### EXERCISE DESCRIPTION
Keep the pictures out of the copy and print all the entries below exactly.

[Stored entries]
▬▬▬▬▬▬

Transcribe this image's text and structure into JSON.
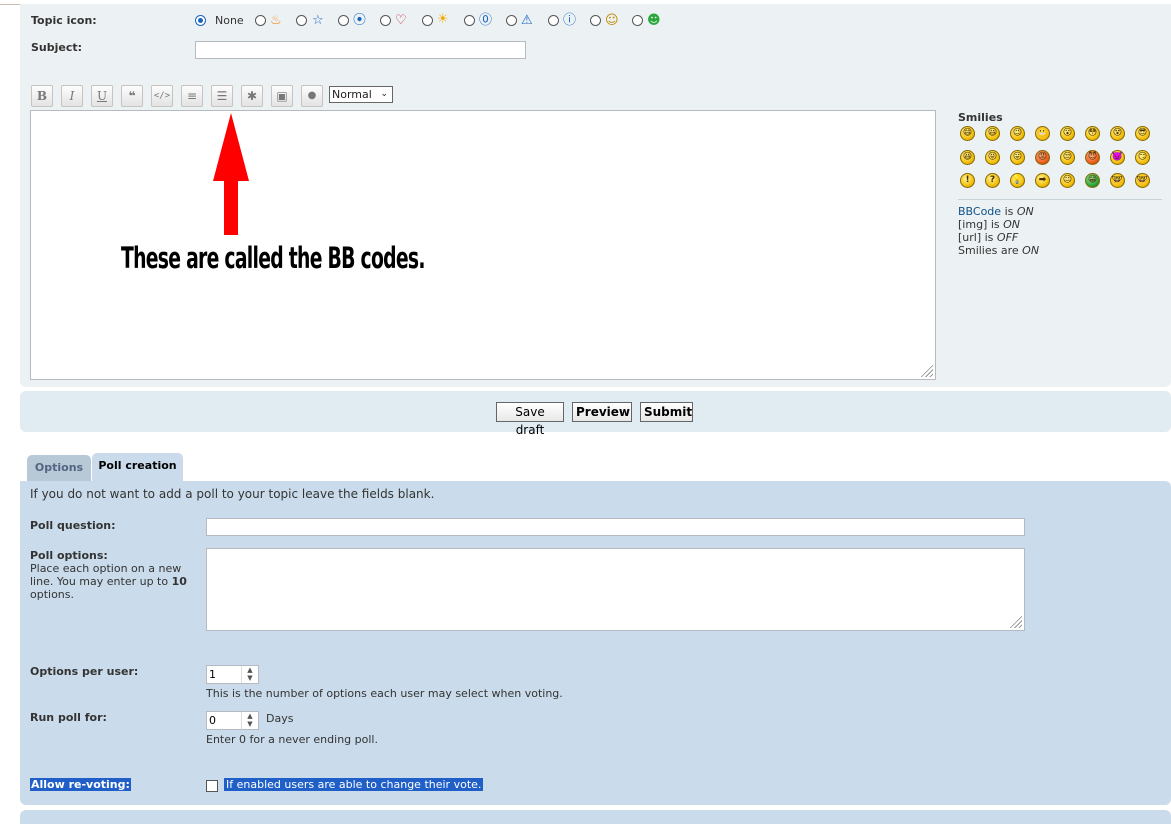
{
  "topic_icon": {
    "label": "Topic icon:",
    "none_label": "None",
    "icons": [
      "flame-icon",
      "star-icon",
      "paw-icon",
      "heart-icon",
      "sun-icon",
      "question-icon",
      "warning-icon",
      "info-icon",
      "smile-icon",
      "grin-icon"
    ]
  },
  "subject": {
    "label": "Subject:",
    "value": ""
  },
  "toolbar": {
    "bold": "B",
    "italic": "I",
    "underline": "U",
    "quote": "❝",
    "code": "</>",
    "list": "≡",
    "list_numbered": "☰",
    "list_item": "✱",
    "image": "▣",
    "color": "●",
    "font_size": "Normal"
  },
  "annotation": {
    "text": "These are called the BB codes."
  },
  "smilies": {
    "title": "Smilies",
    "rows": [
      [
        "😄",
        "😃",
        "😉",
        "😬",
        "😮",
        "😳",
        "😵",
        "😎"
      ],
      [
        "😆",
        "😝",
        "😛",
        "😡",
        "😒",
        "😈",
        "👿",
        "😏"
      ],
      [
        "!",
        "?",
        "💡",
        "➡",
        "😐",
        "😁",
        "🤓",
        "🤓"
      ]
    ]
  },
  "bbcode_status": {
    "bbcode_link": "BBCode",
    "bbcode_is": "is",
    "bbcode_value": "ON",
    "img_label": "[img] is",
    "img_value": "ON",
    "url_label": "[url] is",
    "url_value": "OFF",
    "smilies_label": "Smilies are",
    "smilies_value": "ON"
  },
  "actions": {
    "save_draft": "Save draft",
    "preview": "Preview",
    "submit": "Submit"
  },
  "tabs": [
    {
      "label": "Options",
      "active": false
    },
    {
      "label": "Poll creation",
      "active": true
    }
  ],
  "poll": {
    "intro": "If you do not want to add a poll to your topic leave the fields blank.",
    "question_label": "Poll question:",
    "question_value": "",
    "options_label": "Poll options:",
    "options_help_1": "Place each option on a new",
    "options_help_2": "line. You may enter up to",
    "options_help_max": "10",
    "options_help_3": "options.",
    "options_value": "",
    "per_user_label": "Options per user:",
    "per_user_value": "1",
    "per_user_help": "This is the number of options each user may select when voting.",
    "run_label": "Run poll for:",
    "run_value": "0",
    "run_unit": "Days",
    "run_help": "Enter 0 for a never ending poll.",
    "revote_label": "Allow re-voting:",
    "revote_help": "If enabled users are able to change their vote."
  },
  "colors": {
    "accent": "#1a65c1",
    "panel": "#cadceb",
    "panel_light": "#ecf1f3",
    "arrow": "#ff0000"
  }
}
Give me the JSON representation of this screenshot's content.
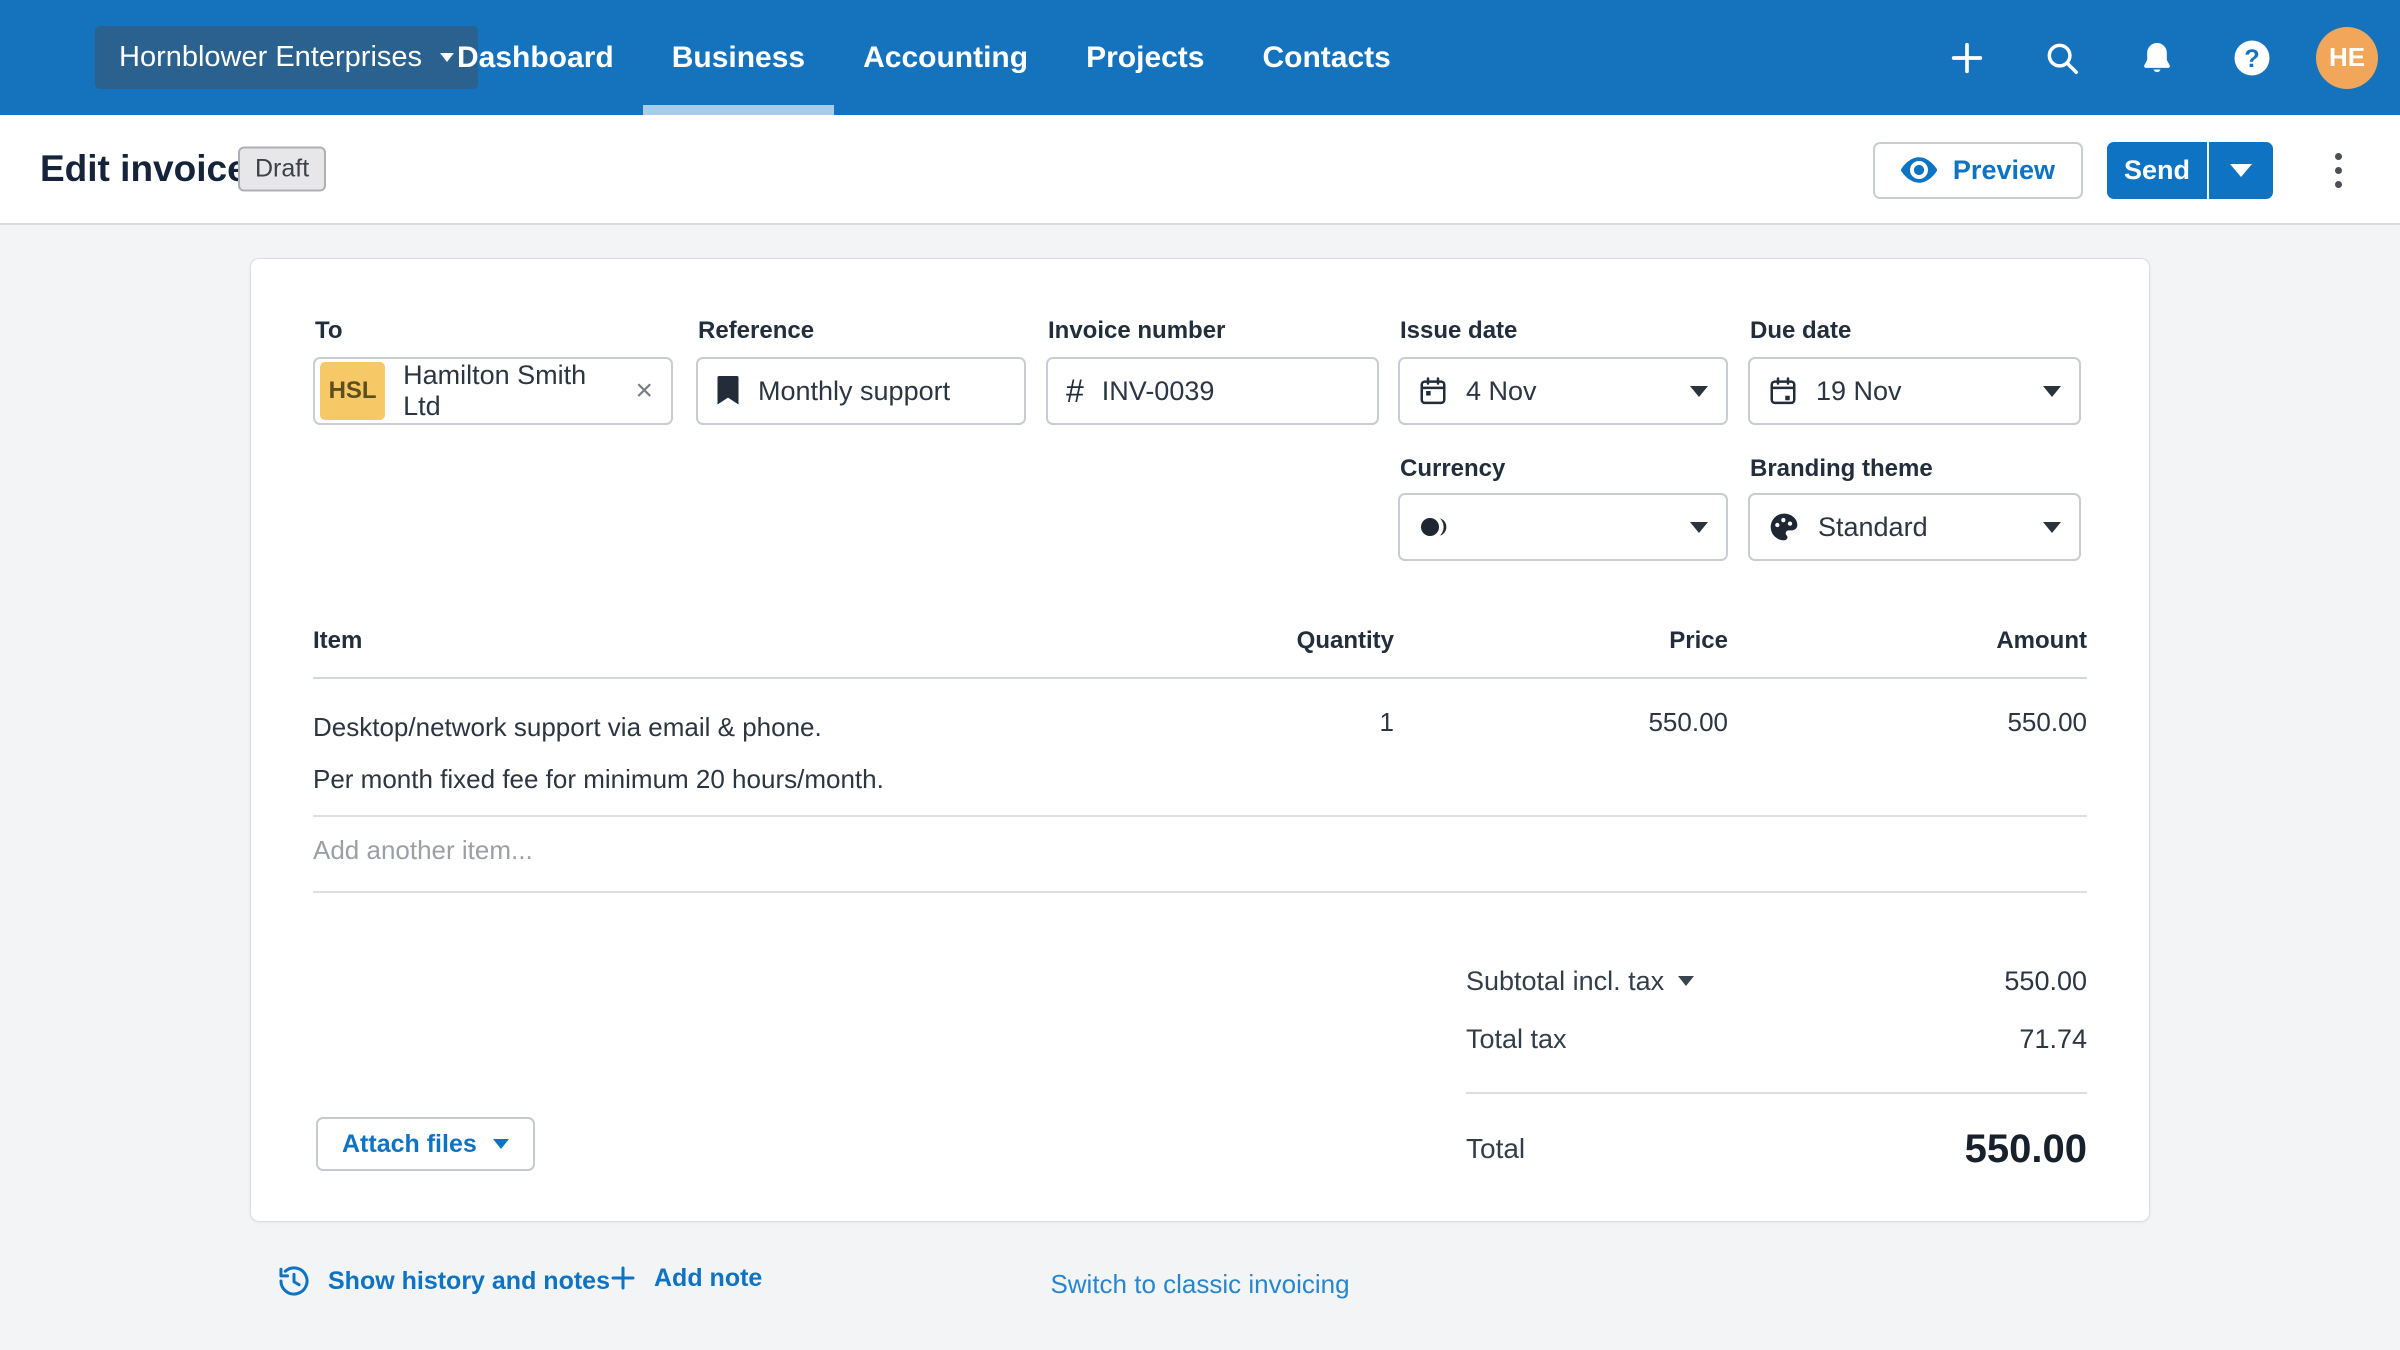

▬▬▬▬▬▬

### TASK OUTPUT
Transcribe this image's text and structure into JSON.
{
  "topic_icon": {
    "label": "Topic icon:",
    "none_label": "None",
    "icons": [
      "flame-icon",
      "star-icon",
      "paw-icon",
      "heart-icon",
      "sun-icon",
      "question-icon",
      "warning-icon",
      "info-icon",
      "smile-icon",
      "grin-icon"
    ]
  },
  "subject": {
    "label": "Subject:",
    "value": ""
  },
  "toolbar": {
    "bold": "B",
    "italic": "I",
    "underline": "U",
    "quote": "❝",
    "code": "</>",
    "list": "≡",
    "list_numbered": "☰",
    "list_item": "✱",
    "image": "▣",
    "color": "●",
    "font_size": "Normal"
  },
  "annotation": {
    "text": "These are called the BB codes."
  },
  "smilies": {
    "title": "Smilies",
    "rows": [
      [
        "😄",
        "😃",
        "😉",
        "😬",
        "😮",
        "😳",
        "😵",
        "😎"
      ],
      [
        "😆",
        "😝",
        "😛",
        "😡",
        "😒",
        "😈",
        "👿",
        "😏"
      ],
      [
        "!",
        "?",
        "💡",
        "➡",
        "😐",
        "😁",
        "🤓",
        "🤓"
      ]
    ]
  },
  "bbcode_status": {
    "bbcode_link": "BBCode",
    "bbcode_is": "is",
    "bbcode_value": "ON",
    "img_label": "[img] is",
    "img_value": "ON",
    "url_label": "[url] is",
    "url_value": "OFF",
    "smilies_label": "Smilies are",
    "smilies_value": "ON"
  },
  "actions": {
    "save_draft": "Save draft",
    "preview": "Preview",
    "submit": "Submit"
  },
  "tabs": [
    {
      "label": "Options",
      "active": false
    },
    {
      "label": "Poll creation",
      "active": true
    }
  ],
  "poll": {
    "intro": "If you do not want to add a poll to your topic leave the fields blank.",
    "question_label": "Poll question:",
    "question_value": "",
    "options_label": "Poll options:",
    "options_help_1": "Place each option on a new",
    "options_help_2": "line. You may enter up to",
    "options_help_max": "10",
    "options_help_3": "options.",
    "options_value": "",
    "per_user_label": "Options per user:",
    "per_user_value": "1",
    "per_user_help": "This is the number of options each user may select when voting.",
    "run_label": "Run poll for:",
    "run_value": "0",
    "run_unit": "Days",
    "run_help": "Enter 0 for a never ending poll.",
    "revote_label": "Allow re-voting:",
    "revote_help": "If enabled users are able to change their vote."
  },
  "colors": {
    "accent": "#1a65c1",
    "panel": "#cadceb",
    "panel_light": "#ecf1f3",
    "arrow": "#ff0000"
  }
}
Give me the JSON representation of this screenshot's content.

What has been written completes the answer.